Provided entries:

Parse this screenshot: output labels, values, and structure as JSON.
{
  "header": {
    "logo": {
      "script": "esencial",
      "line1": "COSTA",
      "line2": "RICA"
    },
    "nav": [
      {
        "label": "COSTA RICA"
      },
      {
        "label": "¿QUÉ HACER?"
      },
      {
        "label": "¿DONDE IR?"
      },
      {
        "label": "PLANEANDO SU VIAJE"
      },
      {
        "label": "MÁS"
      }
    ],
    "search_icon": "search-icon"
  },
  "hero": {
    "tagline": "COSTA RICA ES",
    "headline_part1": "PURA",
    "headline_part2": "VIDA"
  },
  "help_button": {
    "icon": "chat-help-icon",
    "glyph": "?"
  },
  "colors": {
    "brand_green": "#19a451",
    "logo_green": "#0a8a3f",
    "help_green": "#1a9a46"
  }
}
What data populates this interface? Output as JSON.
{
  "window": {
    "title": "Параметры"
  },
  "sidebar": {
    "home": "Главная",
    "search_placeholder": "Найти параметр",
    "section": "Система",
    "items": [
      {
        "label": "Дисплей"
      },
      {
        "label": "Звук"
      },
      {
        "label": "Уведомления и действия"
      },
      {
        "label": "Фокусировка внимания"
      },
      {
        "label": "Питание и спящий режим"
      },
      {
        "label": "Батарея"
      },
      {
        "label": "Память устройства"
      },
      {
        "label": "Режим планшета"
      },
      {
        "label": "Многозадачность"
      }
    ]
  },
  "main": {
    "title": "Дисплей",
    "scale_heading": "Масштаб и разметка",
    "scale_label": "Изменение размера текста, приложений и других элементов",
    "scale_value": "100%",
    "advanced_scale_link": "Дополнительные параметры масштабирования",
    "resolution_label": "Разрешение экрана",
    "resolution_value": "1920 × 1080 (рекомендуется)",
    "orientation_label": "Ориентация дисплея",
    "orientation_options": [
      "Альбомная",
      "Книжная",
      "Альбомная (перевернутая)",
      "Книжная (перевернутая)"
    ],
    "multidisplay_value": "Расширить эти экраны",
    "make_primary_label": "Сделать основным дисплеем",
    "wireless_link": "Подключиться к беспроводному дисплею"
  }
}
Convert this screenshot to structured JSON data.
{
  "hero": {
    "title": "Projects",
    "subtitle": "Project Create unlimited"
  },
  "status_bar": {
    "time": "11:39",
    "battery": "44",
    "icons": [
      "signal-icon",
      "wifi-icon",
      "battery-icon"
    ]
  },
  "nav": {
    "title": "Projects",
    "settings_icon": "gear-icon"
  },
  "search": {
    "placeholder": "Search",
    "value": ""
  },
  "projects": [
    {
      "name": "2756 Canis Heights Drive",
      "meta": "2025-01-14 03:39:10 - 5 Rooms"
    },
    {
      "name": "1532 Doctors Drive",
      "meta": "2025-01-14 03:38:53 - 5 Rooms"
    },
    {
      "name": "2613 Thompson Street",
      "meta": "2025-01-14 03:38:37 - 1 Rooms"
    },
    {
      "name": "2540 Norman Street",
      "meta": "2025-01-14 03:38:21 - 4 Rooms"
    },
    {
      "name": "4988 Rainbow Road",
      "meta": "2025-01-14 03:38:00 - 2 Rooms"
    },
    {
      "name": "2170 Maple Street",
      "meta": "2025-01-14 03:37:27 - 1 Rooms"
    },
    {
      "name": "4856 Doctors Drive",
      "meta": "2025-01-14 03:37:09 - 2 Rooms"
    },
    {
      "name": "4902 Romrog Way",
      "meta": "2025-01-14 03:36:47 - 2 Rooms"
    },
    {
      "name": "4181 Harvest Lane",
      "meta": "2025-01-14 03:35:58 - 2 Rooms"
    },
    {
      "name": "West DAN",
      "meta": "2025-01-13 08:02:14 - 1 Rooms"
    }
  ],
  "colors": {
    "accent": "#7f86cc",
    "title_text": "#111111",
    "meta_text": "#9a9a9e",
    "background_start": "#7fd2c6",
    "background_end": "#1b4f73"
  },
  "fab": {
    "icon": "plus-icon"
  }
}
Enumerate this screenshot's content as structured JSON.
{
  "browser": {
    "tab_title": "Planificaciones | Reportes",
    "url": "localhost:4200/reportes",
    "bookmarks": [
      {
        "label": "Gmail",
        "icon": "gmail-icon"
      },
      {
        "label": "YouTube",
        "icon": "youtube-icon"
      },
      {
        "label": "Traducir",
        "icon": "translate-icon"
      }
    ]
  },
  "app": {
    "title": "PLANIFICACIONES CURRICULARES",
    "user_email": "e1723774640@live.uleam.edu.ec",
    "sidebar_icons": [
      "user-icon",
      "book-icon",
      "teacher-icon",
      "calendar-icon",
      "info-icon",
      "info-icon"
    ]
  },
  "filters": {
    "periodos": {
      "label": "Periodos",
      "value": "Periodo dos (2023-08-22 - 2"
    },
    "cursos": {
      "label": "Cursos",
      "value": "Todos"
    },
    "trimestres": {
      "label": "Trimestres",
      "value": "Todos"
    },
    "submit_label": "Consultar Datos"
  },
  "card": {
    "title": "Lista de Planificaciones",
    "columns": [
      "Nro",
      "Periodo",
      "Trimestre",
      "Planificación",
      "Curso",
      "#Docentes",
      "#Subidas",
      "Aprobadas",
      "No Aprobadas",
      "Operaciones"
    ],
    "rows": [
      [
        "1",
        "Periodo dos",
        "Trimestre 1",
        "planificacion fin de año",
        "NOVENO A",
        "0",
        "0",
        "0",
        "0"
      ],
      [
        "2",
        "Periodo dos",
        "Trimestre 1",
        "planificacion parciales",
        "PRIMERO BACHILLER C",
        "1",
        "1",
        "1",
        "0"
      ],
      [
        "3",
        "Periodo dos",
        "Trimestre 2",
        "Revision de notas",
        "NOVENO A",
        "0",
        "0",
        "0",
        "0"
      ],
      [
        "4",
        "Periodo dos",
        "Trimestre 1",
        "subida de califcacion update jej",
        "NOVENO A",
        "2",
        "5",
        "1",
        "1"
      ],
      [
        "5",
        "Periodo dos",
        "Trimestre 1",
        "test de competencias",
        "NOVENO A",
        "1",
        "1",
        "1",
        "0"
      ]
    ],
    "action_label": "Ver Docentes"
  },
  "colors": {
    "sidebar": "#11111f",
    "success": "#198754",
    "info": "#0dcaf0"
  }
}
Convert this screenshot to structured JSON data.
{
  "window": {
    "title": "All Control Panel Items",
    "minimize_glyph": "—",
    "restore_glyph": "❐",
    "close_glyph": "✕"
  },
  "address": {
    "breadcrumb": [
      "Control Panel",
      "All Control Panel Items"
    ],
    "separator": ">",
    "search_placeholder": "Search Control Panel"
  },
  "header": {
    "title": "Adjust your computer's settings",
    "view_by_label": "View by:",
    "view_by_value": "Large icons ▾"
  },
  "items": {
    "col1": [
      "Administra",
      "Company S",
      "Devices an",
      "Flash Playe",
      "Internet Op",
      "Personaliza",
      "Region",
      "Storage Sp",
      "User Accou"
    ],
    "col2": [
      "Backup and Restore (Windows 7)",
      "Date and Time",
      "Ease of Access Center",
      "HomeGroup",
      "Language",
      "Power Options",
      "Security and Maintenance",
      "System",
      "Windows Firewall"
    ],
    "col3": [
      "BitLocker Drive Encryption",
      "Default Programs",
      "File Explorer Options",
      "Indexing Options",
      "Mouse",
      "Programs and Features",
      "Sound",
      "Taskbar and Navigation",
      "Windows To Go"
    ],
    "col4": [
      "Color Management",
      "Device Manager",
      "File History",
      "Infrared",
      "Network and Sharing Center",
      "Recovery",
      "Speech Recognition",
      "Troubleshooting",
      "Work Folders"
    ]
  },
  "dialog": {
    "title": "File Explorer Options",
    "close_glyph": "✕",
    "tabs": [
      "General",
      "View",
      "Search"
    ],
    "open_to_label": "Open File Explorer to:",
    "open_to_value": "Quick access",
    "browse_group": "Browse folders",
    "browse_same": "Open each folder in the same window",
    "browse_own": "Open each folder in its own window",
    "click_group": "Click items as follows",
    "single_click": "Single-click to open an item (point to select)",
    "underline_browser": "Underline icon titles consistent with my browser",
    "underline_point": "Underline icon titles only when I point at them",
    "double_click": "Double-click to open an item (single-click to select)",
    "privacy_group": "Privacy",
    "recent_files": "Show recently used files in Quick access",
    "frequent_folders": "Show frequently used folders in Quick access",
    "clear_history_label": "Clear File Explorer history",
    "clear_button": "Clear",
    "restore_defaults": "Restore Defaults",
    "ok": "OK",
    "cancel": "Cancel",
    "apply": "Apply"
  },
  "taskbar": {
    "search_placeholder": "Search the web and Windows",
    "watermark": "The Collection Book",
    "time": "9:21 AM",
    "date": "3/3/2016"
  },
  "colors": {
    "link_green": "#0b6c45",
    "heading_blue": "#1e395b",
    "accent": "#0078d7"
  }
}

Requirement:
Above are the records. Identify each line that contains the word "Windows".

Reply to the task:
      "Backup and Restore (Windows 7)",
      "Windows Firewall"
      "Windows To Go"
    "search_placeholder": "Search the web and Windows",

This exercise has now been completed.